GOAL
Write out all lines holding the word "grid".
[ITEMS start]
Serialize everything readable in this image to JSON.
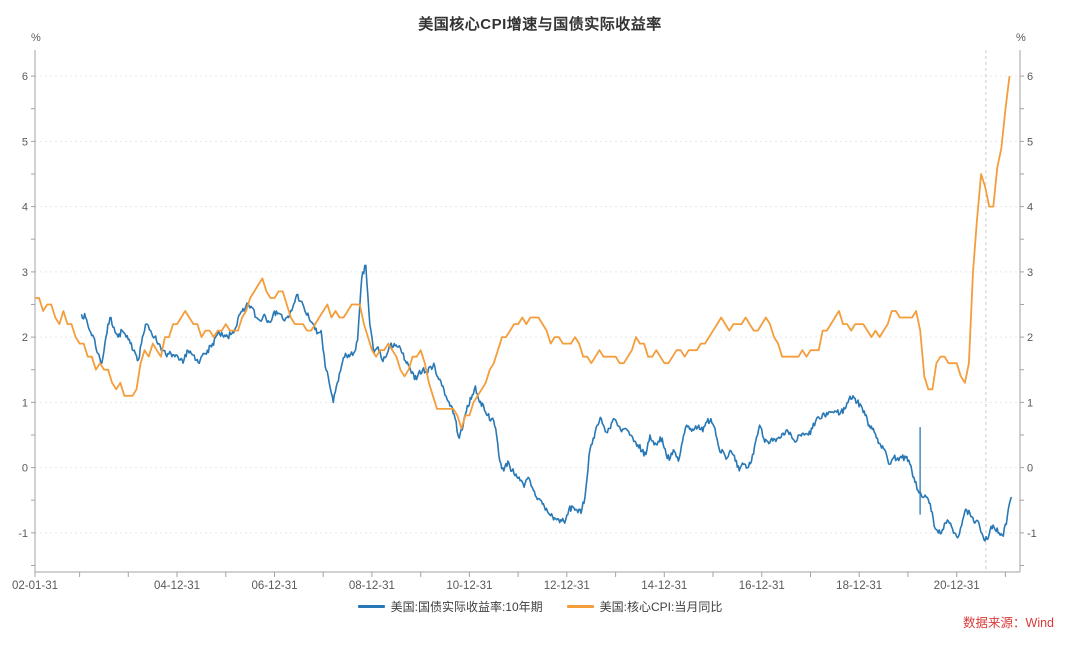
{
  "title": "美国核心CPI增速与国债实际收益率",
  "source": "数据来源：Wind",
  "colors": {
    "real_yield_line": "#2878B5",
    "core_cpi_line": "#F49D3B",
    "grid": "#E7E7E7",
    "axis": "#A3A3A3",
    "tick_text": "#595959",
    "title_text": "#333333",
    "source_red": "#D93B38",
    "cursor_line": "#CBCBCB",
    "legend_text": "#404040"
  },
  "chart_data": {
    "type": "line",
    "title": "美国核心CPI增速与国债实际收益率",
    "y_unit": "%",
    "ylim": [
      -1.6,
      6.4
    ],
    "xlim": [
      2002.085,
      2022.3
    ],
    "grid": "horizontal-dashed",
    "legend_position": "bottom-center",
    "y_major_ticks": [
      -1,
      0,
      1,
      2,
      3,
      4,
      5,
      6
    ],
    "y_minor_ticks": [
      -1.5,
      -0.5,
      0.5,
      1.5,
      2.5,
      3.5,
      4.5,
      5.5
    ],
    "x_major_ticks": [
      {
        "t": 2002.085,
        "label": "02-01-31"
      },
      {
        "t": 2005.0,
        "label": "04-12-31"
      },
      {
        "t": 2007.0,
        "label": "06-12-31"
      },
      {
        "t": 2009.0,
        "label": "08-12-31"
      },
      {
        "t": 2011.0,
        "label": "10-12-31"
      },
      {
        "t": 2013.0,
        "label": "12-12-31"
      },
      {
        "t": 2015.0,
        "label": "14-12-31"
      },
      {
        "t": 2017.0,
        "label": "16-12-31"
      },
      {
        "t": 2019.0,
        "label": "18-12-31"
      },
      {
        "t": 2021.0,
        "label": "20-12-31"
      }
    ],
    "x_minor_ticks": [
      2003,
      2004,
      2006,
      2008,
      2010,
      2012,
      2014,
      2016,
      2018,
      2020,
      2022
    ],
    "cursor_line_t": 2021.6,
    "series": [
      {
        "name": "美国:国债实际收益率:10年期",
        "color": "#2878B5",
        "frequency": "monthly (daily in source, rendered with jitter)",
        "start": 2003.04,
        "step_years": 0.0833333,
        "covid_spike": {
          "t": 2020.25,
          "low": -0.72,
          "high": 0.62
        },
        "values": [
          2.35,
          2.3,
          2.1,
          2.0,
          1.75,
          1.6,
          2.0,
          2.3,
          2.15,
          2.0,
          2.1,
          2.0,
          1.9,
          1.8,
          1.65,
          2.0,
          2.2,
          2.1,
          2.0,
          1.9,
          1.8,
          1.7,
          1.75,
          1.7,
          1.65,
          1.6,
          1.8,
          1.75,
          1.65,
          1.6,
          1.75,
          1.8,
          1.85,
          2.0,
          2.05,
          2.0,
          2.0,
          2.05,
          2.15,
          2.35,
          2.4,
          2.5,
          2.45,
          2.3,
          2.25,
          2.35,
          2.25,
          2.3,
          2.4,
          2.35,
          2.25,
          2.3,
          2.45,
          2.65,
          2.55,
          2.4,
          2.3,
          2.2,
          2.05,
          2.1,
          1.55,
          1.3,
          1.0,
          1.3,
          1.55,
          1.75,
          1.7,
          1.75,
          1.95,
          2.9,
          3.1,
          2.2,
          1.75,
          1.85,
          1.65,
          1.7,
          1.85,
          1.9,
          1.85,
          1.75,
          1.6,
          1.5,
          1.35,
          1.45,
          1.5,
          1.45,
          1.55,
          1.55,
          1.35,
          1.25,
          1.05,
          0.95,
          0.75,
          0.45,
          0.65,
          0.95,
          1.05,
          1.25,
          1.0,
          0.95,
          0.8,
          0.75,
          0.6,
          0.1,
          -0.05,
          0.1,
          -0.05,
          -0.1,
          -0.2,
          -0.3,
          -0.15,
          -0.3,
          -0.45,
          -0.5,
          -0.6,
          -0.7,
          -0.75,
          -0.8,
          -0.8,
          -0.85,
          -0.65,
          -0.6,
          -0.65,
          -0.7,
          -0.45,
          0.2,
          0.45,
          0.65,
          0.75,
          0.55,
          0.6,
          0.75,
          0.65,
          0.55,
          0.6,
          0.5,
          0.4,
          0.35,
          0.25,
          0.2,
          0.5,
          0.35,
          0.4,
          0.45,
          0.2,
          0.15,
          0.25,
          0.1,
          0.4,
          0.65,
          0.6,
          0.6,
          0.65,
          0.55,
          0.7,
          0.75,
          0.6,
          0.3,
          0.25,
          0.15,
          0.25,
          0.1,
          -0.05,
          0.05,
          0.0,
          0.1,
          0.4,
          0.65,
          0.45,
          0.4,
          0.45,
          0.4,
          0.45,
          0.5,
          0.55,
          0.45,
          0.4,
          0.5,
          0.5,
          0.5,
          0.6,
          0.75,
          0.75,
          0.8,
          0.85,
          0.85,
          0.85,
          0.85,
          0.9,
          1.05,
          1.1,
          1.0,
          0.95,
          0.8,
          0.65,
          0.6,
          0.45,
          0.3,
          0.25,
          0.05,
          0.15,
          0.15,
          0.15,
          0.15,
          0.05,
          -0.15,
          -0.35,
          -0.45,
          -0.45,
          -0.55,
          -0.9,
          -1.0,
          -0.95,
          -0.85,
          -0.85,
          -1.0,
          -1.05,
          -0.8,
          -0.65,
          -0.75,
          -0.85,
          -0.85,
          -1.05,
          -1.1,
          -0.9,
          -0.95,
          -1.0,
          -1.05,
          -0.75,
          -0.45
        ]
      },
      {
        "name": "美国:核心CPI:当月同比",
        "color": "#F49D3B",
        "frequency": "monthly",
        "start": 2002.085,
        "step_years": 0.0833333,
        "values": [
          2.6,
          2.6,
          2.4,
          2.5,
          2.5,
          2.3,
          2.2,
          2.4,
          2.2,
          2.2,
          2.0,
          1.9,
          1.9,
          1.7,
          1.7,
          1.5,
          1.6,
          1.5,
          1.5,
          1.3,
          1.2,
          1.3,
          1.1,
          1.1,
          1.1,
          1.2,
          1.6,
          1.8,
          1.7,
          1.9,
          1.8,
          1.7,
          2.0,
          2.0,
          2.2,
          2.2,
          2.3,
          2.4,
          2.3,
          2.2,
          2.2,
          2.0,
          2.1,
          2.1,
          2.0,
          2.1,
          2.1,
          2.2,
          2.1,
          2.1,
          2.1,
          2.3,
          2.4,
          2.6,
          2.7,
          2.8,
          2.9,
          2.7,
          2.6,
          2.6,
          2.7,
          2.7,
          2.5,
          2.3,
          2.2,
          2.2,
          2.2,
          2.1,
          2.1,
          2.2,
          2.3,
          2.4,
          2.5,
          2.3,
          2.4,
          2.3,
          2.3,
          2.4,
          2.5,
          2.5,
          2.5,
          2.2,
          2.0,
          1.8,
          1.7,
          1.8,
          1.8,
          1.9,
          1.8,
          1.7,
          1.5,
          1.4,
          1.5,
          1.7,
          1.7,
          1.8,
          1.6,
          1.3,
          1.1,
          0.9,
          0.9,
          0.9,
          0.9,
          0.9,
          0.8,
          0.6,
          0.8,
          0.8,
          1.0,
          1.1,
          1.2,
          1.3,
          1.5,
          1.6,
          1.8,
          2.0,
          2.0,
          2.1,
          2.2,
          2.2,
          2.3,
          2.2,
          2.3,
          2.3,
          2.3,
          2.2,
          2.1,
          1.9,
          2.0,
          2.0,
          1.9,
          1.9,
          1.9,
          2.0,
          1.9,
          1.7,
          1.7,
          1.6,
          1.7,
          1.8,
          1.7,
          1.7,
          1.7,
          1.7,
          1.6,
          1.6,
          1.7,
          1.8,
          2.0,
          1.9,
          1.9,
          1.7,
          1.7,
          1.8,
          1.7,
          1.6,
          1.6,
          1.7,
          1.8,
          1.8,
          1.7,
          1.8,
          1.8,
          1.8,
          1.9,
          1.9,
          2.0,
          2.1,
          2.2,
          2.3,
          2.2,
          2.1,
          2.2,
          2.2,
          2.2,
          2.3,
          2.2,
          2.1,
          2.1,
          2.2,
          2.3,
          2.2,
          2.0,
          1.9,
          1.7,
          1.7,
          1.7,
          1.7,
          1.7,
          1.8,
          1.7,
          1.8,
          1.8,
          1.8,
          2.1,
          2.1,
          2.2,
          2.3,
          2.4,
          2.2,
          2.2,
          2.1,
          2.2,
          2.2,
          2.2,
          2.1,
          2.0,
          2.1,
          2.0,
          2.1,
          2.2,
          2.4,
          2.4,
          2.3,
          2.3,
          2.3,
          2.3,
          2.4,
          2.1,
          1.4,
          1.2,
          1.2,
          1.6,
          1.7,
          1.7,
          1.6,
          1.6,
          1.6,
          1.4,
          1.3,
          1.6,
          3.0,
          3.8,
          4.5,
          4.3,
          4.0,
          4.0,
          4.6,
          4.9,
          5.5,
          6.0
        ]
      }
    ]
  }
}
[ITEMS end]
[ITEMS start]
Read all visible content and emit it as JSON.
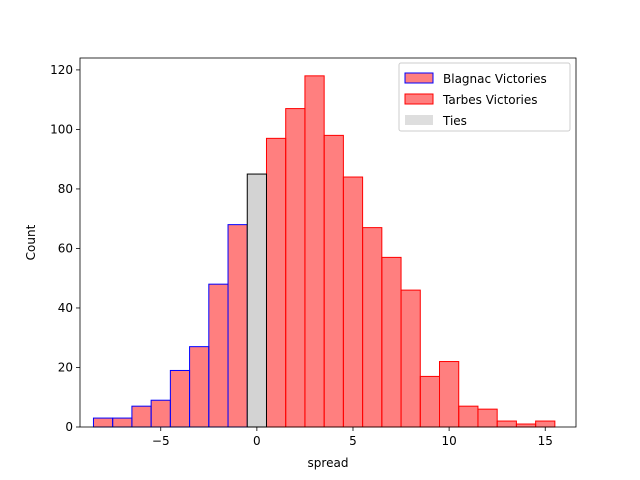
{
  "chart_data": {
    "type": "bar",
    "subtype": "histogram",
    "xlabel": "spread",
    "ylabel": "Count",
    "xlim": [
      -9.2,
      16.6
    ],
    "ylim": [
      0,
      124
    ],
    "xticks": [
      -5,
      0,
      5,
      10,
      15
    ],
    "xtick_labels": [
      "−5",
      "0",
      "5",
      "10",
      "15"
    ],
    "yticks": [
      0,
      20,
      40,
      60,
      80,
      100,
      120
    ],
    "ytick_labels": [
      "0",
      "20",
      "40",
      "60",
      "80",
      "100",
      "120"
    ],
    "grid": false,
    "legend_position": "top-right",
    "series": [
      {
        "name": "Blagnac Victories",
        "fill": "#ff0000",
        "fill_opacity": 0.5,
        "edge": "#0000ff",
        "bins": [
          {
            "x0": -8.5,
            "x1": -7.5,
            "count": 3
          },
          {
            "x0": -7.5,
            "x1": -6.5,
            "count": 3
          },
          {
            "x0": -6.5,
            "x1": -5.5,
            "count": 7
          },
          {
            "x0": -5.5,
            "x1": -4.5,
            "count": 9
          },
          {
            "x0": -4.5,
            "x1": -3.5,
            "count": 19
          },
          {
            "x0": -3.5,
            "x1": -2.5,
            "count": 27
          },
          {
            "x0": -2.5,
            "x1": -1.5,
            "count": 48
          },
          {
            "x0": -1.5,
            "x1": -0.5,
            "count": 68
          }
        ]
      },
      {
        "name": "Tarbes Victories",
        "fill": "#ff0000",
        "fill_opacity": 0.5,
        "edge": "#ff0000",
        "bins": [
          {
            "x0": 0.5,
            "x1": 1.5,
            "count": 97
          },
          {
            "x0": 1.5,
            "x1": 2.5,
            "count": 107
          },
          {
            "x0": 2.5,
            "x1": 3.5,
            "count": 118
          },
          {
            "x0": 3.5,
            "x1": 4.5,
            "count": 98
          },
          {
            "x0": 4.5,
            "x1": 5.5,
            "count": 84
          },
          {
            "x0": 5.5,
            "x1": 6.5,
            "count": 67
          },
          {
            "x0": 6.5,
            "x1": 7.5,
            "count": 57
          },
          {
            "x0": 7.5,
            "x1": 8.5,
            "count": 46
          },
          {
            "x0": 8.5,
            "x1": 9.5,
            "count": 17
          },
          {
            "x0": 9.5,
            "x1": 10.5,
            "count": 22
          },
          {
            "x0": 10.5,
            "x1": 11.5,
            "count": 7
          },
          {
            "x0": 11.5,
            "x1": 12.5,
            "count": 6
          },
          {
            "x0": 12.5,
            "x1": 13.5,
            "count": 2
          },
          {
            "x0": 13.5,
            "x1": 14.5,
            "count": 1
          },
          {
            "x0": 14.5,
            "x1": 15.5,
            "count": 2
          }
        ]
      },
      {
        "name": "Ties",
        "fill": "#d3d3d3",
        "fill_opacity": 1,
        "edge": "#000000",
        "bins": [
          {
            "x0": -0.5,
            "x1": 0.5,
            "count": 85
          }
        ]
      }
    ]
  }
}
[ITEMS end]
RESPONSE FOR THIS EXERCISE
    "grid": "#E7E7E7",
    "grid": "horizontal-dashed",
    "grid": false,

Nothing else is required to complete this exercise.